PROBLEM TO WORK ON:
Extract the text of each entry below exactly, leaving every image behind.

>> begin PROVIDED RECORDS

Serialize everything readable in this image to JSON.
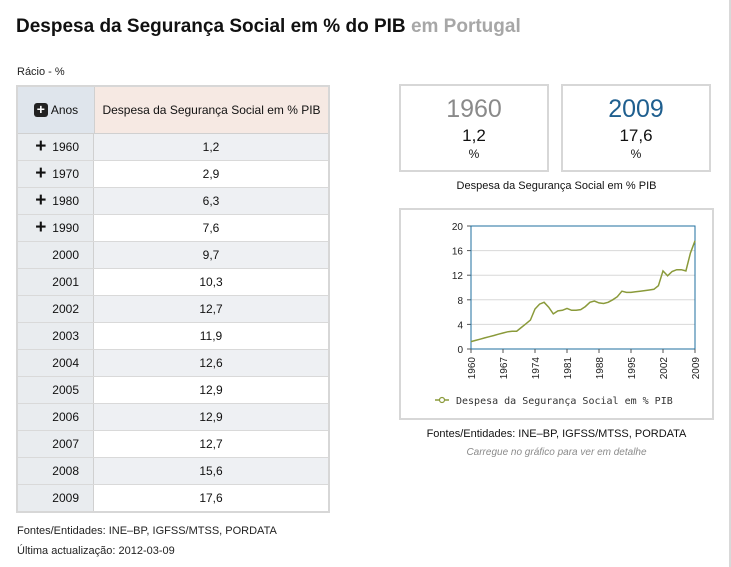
{
  "header": {
    "title": "Despesa da Segurança Social em % do PIB",
    "subtitle": "em Portugal"
  },
  "unit_label": "Rácio - %",
  "table": {
    "col_year": "Anos",
    "col_value": "Despesa da Segurança Social em % PIB",
    "rows": [
      {
        "year": "1960",
        "value": "1,2",
        "expand": "+"
      },
      {
        "year": "1970",
        "value": "2,9",
        "expand": "+"
      },
      {
        "year": "1980",
        "value": "6,3",
        "expand": "+"
      },
      {
        "year": "1990",
        "value": "7,6",
        "expand": "+"
      },
      {
        "year": "2000",
        "value": "9,7"
      },
      {
        "year": "2001",
        "value": "10,3"
      },
      {
        "year": "2002",
        "value": "12,7"
      },
      {
        "year": "2003",
        "value": "11,9"
      },
      {
        "year": "2004",
        "value": "12,6"
      },
      {
        "year": "2005",
        "value": "12,9"
      },
      {
        "year": "2006",
        "value": "12,9"
      },
      {
        "year": "2007",
        "value": "12,7"
      },
      {
        "year": "2008",
        "value": "15,6"
      },
      {
        "year": "2009",
        "value": "17,6"
      }
    ]
  },
  "summary": {
    "start": {
      "year": "1960",
      "value": "1,2",
      "unit": "%"
    },
    "end": {
      "year": "2009",
      "value": "17,6",
      "unit": "%"
    },
    "caption": "Despesa da Segurança Social em % PIB"
  },
  "footer": {
    "sources": "Fontes/Entidades: INE–BP, IGFSS/MTSS, PORDATA",
    "updated": "Última actualização: 2012-03-09"
  },
  "chart_sources": "Fontes/Entidades: INE–BP, IGFSS/MTSS, PORDATA",
  "chart_hint": "Carregue no gráfico para ver em detalhe",
  "colors": {
    "line": "#8a9a3a",
    "plot_border": "#1f6f9f",
    "end_year": "#1f5f8f",
    "start_year": "#8a8a8a"
  },
  "chart_data": {
    "type": "line",
    "title": "",
    "xlabel": "",
    "ylabel": "",
    "ylim": [
      0,
      20
    ],
    "yticks": [
      0,
      4,
      8,
      12,
      16,
      20
    ],
    "xticks": [
      "1960",
      "1967",
      "1974",
      "1981",
      "1988",
      "1995",
      "2002",
      "2009"
    ],
    "legend": "Despesa da Segurança Social em % PIB",
    "legend_position": "bottom",
    "series": [
      {
        "name": "Despesa da Segurança Social em % PIB",
        "x": [
          1960,
          1961,
          1962,
          1963,
          1964,
          1965,
          1966,
          1967,
          1968,
          1969,
          1970,
          1971,
          1972,
          1973,
          1974,
          1975,
          1976,
          1977,
          1978,
          1979,
          1980,
          1981,
          1982,
          1983,
          1984,
          1985,
          1986,
          1987,
          1988,
          1989,
          1990,
          1991,
          1992,
          1993,
          1994,
          1995,
          1996,
          1997,
          1998,
          1999,
          2000,
          2001,
          2002,
          2003,
          2004,
          2005,
          2006,
          2007,
          2008,
          2009
        ],
        "values": [
          1.2,
          1.4,
          1.6,
          1.8,
          2.0,
          2.2,
          2.4,
          2.6,
          2.8,
          2.9,
          2.9,
          3.5,
          4.1,
          4.7,
          6.5,
          7.3,
          7.6,
          6.8,
          5.7,
          6.2,
          6.3,
          6.6,
          6.3,
          6.3,
          6.4,
          6.9,
          7.6,
          7.8,
          7.5,
          7.4,
          7.6,
          8.0,
          8.5,
          9.4,
          9.2,
          9.2,
          9.3,
          9.4,
          9.5,
          9.6,
          9.7,
          10.3,
          12.7,
          11.9,
          12.6,
          12.9,
          12.9,
          12.7,
          15.6,
          17.6
        ]
      }
    ]
  }
}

>> end PROVIDED RECORDS

RESULT FOR THIS TASK:
Serialize everything readable in this image to JSON.
{
  "header": {
    "title": "Despesa da Segurança Social em % do PIB",
    "subtitle": "em Portugal"
  },
  "unit_label": "Rácio - %",
  "table": {
    "col_year": "Anos",
    "col_value": "Despesa da Segurança Social em % PIB",
    "rows": [
      {
        "year": "1960",
        "value": "1,2",
        "expand": "+"
      },
      {
        "year": "1970",
        "value": "2,9",
        "expand": "+"
      },
      {
        "year": "1980",
        "value": "6,3",
        "expand": "+"
      },
      {
        "year": "1990",
        "value": "7,6",
        "expand": "+"
      },
      {
        "year": "2000",
        "value": "9,7"
      },
      {
        "year": "2001",
        "value": "10,3"
      },
      {
        "year": "2002",
        "value": "12,7"
      },
      {
        "year": "2003",
        "value": "11,9"
      },
      {
        "year": "2004",
        "value": "12,6"
      },
      {
        "year": "2005",
        "value": "12,9"
      },
      {
        "year": "2006",
        "value": "12,9"
      },
      {
        "year": "2007",
        "value": "12,7"
      },
      {
        "year": "2008",
        "value": "15,6"
      },
      {
        "year": "2009",
        "value": "17,6"
      }
    ]
  },
  "summary": {
    "start": {
      "year": "1960",
      "value": "1,2",
      "unit": "%"
    },
    "end": {
      "year": "2009",
      "value": "17,6",
      "unit": "%"
    },
    "caption": "Despesa da Segurança Social em % PIB"
  },
  "footer": {
    "sources": "Fontes/Entidades: INE–BP, IGFSS/MTSS, PORDATA",
    "updated": "Última actualização: 2012-03-09"
  },
  "chart_sources": "Fontes/Entidades: INE–BP, IGFSS/MTSS, PORDATA",
  "chart_hint": "Carregue no gráfico para ver em detalhe",
  "colors": {
    "line": "#8a9a3a",
    "plot_border": "#1f6f9f",
    "end_year": "#1f5f8f",
    "start_year": "#8a8a8a"
  },
  "chart_data": {
    "type": "line",
    "title": "",
    "xlabel": "",
    "ylabel": "",
    "ylim": [
      0,
      20
    ],
    "yticks": [
      0,
      4,
      8,
      12,
      16,
      20
    ],
    "xticks": [
      "1960",
      "1967",
      "1974",
      "1981",
      "1988",
      "1995",
      "2002",
      "2009"
    ],
    "legend": "Despesa da Segurança Social em % PIB",
    "legend_position": "bottom",
    "series": [
      {
        "name": "Despesa da Segurança Social em % PIB",
        "x": [
          1960,
          1961,
          1962,
          1963,
          1964,
          1965,
          1966,
          1967,
          1968,
          1969,
          1970,
          1971,
          1972,
          1973,
          1974,
          1975,
          1976,
          1977,
          1978,
          1979,
          1980,
          1981,
          1982,
          1983,
          1984,
          1985,
          1986,
          1987,
          1988,
          1989,
          1990,
          1991,
          1992,
          1993,
          1994,
          1995,
          1996,
          1997,
          1998,
          1999,
          2000,
          2001,
          2002,
          2003,
          2004,
          2005,
          2006,
          2007,
          2008,
          2009
        ],
        "values": [
          1.2,
          1.4,
          1.6,
          1.8,
          2.0,
          2.2,
          2.4,
          2.6,
          2.8,
          2.9,
          2.9,
          3.5,
          4.1,
          4.7,
          6.5,
          7.3,
          7.6,
          6.8,
          5.7,
          6.2,
          6.3,
          6.6,
          6.3,
          6.3,
          6.4,
          6.9,
          7.6,
          7.8,
          7.5,
          7.4,
          7.6,
          8.0,
          8.5,
          9.4,
          9.2,
          9.2,
          9.3,
          9.4,
          9.5,
          9.6,
          9.7,
          10.3,
          12.7,
          11.9,
          12.6,
          12.9,
          12.9,
          12.7,
          15.6,
          17.6
        ]
      }
    ]
  }
}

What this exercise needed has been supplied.